STORIE DELLA REPUBBLICA

IL PCI E LA RIVOLUZIONE UNGHERESE

“Se non si vuole distorcere la realtà dei fatti, se non si vuole calunniare la classe operaia ungherese, occorre riconoscere con coraggio che in Ungheria non si tratta di un putsch o di un movimento organizzato dalla reazione, ma di un’ondata di collera che deriva dal disagio economico, da amore per la libertà e dal desiderio di costruire il socialismo secondo una propria via nazionale”

(Manifesto dei 101 del 29 ottobre 1956)

Il processo di destalinizzazione, avviato in seguito al XX congresso del PCUS, generò la speranza nelle democrazie popolari dell’Europa orientale di poter sviluppare forme di dissenso contro l’egemonia sovietica al fine di guadagnare maggiori spazi di libertà. I primi scontri si verificarono in Polonia e si risolsero tramite un compromesso fondato sulla nomina a capo del partito di Gomulka. Completamente differente fu, invece, l’atteggiamento assunto dall’URSS per risolvere i moti insurrezionali ungheresi che ben presto assunsero le caratteristiche di una vera e propria rivoluzione. Nel momento in cui Nagy annunciò la volontà di ricostruire i partiti di opposizione, indire libere elezioni e soprattutto fuoriuscire dal Patto di Varsavia, le truppe sovietiche invasero il Paese ponendo brutalmente fine alla rivolta.
● ● ● ●
§ **PROBLEMA POSTO 1**
Ricopia fedelmente le righe dei record a partire dalla prima e fino a quella che contiene "bar <box>563 84 610 118</box>", estremi inclusi.
§ **PROBLEMA POSTO 2**
Prosegui il testo sul PCI e la rivoluzione ungherese, riprendendo subito dopo la sua ultima frase.
● ● ● ●
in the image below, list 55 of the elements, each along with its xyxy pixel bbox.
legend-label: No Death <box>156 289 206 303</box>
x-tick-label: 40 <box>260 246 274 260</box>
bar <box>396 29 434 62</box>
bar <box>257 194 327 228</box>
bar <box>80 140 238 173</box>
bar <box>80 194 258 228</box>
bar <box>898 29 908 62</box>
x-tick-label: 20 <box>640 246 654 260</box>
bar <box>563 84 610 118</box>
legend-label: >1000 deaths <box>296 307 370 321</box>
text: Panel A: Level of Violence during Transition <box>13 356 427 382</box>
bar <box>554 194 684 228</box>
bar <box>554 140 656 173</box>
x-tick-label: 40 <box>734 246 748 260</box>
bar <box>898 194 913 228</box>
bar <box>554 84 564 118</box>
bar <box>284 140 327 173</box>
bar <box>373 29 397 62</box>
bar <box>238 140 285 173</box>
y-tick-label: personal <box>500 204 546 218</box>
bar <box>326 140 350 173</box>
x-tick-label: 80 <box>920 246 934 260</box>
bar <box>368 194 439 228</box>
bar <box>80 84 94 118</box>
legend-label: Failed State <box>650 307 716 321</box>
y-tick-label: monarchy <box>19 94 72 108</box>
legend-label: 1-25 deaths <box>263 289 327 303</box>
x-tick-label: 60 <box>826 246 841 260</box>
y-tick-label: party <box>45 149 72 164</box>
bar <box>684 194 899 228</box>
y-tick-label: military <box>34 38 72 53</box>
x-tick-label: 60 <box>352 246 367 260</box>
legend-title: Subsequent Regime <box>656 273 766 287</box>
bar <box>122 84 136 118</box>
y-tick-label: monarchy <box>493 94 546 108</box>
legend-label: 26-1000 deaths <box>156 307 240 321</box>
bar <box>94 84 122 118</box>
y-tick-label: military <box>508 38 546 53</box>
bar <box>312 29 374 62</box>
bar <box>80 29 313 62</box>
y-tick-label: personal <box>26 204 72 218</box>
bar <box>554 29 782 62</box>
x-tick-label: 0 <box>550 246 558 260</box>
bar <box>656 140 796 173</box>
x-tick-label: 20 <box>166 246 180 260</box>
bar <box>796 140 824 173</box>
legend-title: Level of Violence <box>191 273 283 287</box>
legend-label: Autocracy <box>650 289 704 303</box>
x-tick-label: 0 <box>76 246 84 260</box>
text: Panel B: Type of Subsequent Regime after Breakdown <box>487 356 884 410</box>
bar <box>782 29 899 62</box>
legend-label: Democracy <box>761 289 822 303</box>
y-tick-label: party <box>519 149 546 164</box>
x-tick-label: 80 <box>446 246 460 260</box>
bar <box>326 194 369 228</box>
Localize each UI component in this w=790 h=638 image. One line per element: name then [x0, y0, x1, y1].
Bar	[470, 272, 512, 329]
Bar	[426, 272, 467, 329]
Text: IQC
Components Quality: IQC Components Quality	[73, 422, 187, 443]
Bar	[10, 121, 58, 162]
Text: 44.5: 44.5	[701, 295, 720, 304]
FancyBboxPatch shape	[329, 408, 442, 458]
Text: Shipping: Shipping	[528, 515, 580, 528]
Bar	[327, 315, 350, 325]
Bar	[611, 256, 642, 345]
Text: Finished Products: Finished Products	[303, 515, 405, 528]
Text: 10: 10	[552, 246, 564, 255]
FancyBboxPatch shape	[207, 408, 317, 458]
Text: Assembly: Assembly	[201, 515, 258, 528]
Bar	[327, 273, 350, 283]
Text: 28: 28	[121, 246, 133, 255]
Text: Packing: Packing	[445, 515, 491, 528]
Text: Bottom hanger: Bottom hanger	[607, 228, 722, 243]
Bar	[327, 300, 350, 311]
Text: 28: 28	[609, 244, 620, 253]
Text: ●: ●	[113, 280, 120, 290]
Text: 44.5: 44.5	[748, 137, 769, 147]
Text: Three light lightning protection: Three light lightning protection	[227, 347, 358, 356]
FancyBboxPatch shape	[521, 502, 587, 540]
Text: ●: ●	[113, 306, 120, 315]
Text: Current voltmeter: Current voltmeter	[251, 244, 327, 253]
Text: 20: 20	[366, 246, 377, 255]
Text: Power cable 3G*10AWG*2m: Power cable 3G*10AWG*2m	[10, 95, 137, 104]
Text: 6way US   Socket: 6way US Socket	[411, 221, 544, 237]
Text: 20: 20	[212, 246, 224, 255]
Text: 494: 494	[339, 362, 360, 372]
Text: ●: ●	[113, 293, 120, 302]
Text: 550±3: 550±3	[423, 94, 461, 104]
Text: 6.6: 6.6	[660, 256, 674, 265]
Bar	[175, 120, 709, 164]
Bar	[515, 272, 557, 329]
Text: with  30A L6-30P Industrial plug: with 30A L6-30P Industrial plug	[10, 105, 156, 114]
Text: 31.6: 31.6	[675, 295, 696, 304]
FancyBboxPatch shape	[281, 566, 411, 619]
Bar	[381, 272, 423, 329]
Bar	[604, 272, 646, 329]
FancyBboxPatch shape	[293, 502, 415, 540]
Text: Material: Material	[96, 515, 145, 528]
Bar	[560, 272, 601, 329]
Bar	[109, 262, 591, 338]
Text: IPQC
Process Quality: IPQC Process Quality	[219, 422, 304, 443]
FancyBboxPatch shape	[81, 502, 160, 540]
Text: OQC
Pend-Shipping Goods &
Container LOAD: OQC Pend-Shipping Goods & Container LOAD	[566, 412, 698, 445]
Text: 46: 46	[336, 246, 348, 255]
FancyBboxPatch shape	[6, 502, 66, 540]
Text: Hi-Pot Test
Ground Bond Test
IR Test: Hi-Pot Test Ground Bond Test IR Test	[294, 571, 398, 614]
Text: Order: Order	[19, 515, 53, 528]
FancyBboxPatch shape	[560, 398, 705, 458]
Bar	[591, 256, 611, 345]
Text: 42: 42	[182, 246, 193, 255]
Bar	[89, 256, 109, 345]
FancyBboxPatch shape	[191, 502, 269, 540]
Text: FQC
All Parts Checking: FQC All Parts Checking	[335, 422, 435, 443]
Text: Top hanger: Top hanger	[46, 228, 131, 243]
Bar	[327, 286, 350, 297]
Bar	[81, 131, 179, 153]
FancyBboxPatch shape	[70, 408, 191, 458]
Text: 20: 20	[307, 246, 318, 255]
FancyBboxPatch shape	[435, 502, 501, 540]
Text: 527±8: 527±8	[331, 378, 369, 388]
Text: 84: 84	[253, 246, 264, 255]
● ● ● ●
§ **RISPOSTA 1**
in the image below, list 55 of the elements, each along with its xyxy pixel bbox.
legend-label: No Death <box>156 289 206 303</box>
x-tick-label: 40 <box>260 246 274 260</box>
bar <box>396 29 434 62</box>
bar <box>257 194 327 228</box>
bar <box>80 140 238 173</box>
bar <box>80 194 258 228</box>
bar <box>898 29 908 62</box>
x-tick-label: 20 <box>640 246 654 260</box>
bar <box>563 84 610 118</box>

§ **RISPOSTA 2**
La Rivoluzione ungherese segnò uno dei momenti più critici della storia del PCI. Infatti, in merito a tale tragico evento, il partito di Togliatti assunse una posizione intransigente in favore della repressione sovietica che provocò la spaccatura definitiva nella sinistra italiana. Secondo i dirigenti comunisti l’origine dell’insurrezione era di matrice fascista e reazionaria ed aveva come unico intento l’abbattimento del socialismo, come lo stesso Togliatti scrisse in un articolo intitolato “Sui fatti di Ungheria”, nel quale la rivolta veniva considerata una vera e propria controrivoluzione organizzata volontariamente da forze nemiche estere. Inoltre, in questo schema interpretativo era presente un richiamo al passato che serviva a paragonare i rivoltosi al regime autoritario di Horthy che aveva posto fine all’esperienza della repubblica sovietica ungherese di Bela Kun.

Questa specifica interpretazione a favore dell’intervento armato dell’URSS, segnò una crepa insanabile con il PSI guidato da Nenni che, invece, sostenne apertamente gli insorti. La rottura ufficiale tra i due principali partiti della sinistra italiana avvenne nel XXXII congresso del partito socialista nel quale Nenni proseguì nella sua ferma condanna della repressione sovietica e quindi del PCI. Questo distacco dall’orbita comunista ebbe delle ripercussioni fondamentali per la storia d’Italia, in quanto segnò parallelamente l’avvicinamento del partito socialista alla DC che si concretizzò con l’esperienza del centrosinistra degli anni sessanta.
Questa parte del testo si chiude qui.